**Given problem**
Wherever a line below holds the word "Tetka", copy that line.

──────────

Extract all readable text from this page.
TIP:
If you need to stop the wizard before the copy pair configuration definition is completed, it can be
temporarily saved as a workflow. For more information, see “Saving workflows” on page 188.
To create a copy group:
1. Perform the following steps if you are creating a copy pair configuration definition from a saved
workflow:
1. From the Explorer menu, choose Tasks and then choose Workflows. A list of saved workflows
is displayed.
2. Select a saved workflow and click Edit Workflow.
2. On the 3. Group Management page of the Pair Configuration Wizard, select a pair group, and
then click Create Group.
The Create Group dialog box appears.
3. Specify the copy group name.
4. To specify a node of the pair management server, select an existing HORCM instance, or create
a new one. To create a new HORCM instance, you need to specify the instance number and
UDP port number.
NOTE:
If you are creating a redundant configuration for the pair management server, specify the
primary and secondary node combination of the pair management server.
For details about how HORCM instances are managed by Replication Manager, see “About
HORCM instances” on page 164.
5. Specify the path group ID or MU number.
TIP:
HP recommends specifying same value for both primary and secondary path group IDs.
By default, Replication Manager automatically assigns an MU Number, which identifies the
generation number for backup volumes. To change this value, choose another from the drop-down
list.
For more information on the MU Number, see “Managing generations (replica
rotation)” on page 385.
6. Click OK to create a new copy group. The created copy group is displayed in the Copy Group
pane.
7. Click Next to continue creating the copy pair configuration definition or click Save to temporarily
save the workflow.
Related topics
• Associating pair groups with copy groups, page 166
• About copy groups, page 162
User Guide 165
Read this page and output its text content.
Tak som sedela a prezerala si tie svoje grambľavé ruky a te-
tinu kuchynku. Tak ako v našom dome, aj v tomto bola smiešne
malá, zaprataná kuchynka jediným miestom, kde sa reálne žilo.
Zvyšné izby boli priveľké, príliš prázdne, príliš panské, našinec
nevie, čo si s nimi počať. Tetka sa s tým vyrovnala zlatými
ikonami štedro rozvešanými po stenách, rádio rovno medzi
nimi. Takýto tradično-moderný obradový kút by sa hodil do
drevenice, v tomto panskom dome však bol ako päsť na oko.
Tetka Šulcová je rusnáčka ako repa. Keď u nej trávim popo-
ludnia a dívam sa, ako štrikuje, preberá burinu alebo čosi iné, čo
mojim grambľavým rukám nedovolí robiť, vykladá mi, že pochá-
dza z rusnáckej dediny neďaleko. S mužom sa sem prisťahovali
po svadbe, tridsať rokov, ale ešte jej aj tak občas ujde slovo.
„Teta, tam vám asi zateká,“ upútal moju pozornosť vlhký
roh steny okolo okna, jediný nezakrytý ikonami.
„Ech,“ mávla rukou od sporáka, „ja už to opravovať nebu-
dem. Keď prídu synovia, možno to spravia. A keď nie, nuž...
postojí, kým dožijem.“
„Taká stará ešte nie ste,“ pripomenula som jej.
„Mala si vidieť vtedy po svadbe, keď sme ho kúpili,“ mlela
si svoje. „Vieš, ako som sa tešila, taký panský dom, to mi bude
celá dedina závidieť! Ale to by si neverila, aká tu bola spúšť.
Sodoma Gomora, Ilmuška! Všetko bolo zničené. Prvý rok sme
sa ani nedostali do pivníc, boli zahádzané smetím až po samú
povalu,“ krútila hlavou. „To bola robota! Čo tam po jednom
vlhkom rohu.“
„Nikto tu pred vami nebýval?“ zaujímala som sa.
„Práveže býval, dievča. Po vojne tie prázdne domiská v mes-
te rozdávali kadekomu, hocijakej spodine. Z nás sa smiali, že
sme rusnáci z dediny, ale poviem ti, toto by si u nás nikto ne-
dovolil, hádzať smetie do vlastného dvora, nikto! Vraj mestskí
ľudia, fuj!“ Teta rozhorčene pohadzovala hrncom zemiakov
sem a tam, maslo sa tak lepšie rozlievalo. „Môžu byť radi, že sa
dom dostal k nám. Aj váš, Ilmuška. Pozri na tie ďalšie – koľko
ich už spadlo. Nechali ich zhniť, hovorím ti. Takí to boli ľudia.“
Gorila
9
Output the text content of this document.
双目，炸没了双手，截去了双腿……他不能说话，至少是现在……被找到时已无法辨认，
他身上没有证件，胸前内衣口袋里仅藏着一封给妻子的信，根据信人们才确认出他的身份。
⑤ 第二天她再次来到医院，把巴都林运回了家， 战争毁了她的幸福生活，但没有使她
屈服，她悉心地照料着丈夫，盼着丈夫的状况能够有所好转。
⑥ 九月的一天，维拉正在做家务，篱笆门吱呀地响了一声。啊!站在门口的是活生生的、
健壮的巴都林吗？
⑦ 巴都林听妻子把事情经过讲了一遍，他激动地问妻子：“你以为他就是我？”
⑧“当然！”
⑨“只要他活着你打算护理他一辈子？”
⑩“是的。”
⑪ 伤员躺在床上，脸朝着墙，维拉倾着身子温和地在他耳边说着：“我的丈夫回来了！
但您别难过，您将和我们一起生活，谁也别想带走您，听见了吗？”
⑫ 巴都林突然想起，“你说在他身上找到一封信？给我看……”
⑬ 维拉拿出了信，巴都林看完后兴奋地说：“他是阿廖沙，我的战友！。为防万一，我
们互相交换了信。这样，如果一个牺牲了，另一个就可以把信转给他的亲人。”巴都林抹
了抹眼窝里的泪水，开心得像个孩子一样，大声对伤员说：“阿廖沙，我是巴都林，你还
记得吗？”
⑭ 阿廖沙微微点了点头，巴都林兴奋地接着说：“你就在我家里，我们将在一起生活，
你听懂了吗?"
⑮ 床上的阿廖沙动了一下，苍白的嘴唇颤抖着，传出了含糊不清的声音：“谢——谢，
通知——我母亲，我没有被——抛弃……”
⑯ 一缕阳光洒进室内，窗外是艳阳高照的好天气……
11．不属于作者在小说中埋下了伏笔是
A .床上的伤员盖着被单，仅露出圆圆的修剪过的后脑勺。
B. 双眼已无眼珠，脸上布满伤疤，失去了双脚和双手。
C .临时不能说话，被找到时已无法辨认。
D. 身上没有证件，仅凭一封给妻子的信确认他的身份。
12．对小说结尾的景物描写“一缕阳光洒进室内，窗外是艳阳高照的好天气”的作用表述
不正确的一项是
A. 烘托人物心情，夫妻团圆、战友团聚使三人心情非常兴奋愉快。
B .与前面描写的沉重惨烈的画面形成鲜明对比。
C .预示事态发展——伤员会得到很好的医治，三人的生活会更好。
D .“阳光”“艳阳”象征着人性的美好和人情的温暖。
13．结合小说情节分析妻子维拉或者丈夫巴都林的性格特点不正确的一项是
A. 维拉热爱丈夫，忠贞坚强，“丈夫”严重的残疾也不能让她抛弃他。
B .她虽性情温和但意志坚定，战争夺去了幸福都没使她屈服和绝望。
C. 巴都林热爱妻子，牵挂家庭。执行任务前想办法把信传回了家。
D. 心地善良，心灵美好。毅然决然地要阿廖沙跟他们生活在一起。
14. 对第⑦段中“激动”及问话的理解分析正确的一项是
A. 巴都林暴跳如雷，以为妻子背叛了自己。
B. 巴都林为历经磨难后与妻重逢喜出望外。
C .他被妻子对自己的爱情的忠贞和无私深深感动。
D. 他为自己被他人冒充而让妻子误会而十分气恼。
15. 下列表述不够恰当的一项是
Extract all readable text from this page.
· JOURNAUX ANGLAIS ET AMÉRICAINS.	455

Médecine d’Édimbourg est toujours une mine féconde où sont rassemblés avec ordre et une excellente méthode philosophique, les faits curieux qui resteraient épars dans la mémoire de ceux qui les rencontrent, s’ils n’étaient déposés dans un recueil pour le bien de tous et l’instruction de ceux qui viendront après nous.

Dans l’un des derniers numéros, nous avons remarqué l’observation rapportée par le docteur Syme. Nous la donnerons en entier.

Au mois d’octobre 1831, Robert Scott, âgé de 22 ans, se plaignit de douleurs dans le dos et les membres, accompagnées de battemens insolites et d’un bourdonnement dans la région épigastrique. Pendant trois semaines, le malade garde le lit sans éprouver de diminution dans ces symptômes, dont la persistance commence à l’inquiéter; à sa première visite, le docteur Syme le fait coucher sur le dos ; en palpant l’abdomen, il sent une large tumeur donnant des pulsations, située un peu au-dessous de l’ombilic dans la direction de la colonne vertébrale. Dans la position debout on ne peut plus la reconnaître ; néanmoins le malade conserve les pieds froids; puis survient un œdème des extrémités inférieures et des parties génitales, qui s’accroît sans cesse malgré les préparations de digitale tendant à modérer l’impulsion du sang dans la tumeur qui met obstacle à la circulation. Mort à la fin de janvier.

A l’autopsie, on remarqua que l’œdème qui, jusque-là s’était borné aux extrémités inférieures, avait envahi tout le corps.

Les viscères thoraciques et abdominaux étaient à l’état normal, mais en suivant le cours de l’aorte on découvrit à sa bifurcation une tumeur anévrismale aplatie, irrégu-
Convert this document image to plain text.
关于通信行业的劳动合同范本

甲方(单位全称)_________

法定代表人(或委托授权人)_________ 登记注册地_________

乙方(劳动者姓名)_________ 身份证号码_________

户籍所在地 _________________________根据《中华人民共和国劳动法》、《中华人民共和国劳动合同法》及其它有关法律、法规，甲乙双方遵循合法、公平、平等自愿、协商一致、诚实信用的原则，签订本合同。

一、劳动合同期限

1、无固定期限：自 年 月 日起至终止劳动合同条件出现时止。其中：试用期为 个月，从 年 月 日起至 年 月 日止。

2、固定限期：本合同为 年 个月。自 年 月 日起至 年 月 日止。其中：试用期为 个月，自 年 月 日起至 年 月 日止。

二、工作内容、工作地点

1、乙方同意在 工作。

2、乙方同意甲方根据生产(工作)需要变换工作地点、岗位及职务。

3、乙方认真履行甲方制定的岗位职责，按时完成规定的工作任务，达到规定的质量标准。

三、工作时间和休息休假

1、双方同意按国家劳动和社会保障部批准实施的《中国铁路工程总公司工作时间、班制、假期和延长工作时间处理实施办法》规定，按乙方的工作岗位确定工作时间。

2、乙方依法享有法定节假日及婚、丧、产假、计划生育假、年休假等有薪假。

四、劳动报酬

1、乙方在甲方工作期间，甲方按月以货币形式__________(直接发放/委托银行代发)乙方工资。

──────────

**Output for this task**
nevie, čo si s nimi počať. Tetka sa s tým vyrovnala zlatými
Tetka Šulcová je rusnáčka ako repa. Keď u nej trávim popo-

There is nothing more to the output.